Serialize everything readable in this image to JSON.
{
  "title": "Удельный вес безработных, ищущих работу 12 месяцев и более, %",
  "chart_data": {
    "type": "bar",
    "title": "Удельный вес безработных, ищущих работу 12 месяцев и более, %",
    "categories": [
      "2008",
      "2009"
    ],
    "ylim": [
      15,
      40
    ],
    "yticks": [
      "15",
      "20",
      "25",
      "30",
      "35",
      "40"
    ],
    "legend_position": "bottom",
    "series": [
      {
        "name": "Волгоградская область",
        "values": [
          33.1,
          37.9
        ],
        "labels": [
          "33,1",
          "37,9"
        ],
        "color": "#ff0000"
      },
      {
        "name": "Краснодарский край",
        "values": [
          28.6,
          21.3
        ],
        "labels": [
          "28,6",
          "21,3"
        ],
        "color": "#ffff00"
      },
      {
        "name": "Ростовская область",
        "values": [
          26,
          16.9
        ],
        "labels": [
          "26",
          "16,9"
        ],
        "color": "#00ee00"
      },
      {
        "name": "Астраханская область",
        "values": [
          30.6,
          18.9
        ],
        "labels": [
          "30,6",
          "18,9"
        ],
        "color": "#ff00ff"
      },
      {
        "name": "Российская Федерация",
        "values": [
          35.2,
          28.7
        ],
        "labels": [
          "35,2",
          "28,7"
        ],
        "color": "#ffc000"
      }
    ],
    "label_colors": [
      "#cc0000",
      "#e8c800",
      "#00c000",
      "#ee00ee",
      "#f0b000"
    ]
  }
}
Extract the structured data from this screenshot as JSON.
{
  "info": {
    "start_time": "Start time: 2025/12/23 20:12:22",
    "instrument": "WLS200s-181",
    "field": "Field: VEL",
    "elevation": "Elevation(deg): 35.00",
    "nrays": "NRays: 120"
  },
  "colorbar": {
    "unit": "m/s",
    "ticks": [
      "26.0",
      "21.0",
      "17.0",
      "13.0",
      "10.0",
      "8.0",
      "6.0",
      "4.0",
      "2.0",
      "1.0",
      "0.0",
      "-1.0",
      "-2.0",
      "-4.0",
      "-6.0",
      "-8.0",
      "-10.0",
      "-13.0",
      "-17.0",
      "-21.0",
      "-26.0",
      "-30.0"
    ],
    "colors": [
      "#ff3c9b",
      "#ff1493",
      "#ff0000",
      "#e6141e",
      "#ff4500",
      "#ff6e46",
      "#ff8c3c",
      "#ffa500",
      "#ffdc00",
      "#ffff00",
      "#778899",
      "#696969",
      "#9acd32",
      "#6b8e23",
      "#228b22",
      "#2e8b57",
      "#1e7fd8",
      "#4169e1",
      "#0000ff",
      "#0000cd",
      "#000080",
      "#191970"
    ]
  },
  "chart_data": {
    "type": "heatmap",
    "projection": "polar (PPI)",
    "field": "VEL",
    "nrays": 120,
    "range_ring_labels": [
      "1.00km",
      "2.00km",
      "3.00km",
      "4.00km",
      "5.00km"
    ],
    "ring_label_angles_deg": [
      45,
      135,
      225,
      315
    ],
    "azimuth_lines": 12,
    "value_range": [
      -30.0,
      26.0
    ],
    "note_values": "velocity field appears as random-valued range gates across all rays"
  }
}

Given instruction
Within the listing above, work out how many lines contain the string "name", and reply with that number only.

Response to the task
5